- [The task] Write out the entries again exactly as they are given.

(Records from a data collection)

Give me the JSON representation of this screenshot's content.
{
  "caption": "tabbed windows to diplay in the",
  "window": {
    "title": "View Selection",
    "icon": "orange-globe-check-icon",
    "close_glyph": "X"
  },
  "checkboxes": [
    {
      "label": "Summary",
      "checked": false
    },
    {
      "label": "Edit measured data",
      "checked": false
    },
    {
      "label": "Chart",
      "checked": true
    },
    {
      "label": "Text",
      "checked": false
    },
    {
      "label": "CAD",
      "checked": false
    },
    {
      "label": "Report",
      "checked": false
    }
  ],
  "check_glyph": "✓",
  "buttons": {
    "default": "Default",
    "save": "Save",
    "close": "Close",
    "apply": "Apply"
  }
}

- [Full answer]
Give me the JSON representation of this screenshot's content.
{
  "caption": "tabbed windows to diplay in the",
  "window": {
    "title": "View Selection",
    "icon": "orange-globe-check-icon",
    "close_glyph": "X"
  },
  "checkboxes": [
    {
      "label": "Summary",
      "checked": false
    },
    {
      "label": "Edit measured data",
      "checked": false
    },
    {
      "label": "Chart",
      "checked": true
    },
    {
      "label": "Text",
      "checked": false
    },
    {
      "label": "CAD",
      "checked": false
    },
    {
      "label": "Report",
      "checked": false
    }
  ],
  "check_glyph": "✓",
  "buttons": {
    "default": "Default",
    "save": "Save",
    "close": "Close",
    "apply": "Apply"
  }
}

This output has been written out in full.